Copy each line holding the string "arbitrarydata".
>> START Provided records
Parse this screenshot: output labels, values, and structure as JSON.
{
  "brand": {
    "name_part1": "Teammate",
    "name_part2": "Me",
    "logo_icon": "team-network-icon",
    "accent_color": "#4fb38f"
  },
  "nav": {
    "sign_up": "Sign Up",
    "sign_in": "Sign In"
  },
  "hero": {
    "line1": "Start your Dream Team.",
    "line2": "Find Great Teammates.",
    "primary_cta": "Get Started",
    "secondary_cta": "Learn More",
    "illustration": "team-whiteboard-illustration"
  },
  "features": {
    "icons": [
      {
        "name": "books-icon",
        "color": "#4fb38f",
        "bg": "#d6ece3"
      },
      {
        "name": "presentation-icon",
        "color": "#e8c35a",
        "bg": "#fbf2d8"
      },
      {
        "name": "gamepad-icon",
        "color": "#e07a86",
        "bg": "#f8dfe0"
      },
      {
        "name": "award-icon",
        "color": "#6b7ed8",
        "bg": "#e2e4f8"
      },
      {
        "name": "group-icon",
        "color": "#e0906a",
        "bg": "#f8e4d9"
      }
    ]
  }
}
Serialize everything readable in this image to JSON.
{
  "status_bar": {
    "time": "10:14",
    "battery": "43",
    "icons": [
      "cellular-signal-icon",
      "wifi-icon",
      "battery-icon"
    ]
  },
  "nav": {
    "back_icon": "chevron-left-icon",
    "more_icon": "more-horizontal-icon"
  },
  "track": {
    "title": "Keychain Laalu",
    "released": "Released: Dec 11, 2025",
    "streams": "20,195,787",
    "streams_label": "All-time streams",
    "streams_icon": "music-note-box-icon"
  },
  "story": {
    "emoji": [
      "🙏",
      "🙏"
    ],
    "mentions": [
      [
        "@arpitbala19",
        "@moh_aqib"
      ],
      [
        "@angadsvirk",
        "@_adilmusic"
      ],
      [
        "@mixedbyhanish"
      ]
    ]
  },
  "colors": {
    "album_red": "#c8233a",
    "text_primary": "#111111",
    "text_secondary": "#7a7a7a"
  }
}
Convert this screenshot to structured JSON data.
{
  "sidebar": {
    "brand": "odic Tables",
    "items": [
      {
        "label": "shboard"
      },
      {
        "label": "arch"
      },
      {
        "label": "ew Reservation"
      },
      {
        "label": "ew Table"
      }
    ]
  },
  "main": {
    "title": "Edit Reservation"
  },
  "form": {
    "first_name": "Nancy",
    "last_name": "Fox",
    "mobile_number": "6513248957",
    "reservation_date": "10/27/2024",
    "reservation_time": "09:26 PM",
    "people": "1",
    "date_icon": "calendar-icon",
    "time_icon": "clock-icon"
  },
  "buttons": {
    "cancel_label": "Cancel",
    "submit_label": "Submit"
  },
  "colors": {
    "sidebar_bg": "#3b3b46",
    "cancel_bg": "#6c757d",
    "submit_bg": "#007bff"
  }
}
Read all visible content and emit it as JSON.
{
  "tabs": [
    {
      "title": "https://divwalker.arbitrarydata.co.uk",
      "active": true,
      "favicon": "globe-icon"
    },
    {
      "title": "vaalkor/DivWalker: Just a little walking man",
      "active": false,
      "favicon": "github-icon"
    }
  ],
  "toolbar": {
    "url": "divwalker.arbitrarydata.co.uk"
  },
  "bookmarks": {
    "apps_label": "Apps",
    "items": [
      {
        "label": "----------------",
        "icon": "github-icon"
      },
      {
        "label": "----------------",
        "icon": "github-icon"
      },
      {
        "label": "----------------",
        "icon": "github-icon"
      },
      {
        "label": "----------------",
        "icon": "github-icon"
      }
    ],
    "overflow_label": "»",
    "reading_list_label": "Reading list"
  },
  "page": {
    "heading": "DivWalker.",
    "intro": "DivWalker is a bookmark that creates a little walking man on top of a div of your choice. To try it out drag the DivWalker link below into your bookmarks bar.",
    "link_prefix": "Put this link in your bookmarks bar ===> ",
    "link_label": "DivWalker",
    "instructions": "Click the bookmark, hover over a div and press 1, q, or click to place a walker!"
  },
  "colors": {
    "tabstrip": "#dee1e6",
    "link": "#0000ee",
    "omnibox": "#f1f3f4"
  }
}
>> END Provided records
## Task answer:
      "title": "https://divwalker.arbitrarydata.co.uk",
    "url": "divwalker.arbitrarydata.co.uk"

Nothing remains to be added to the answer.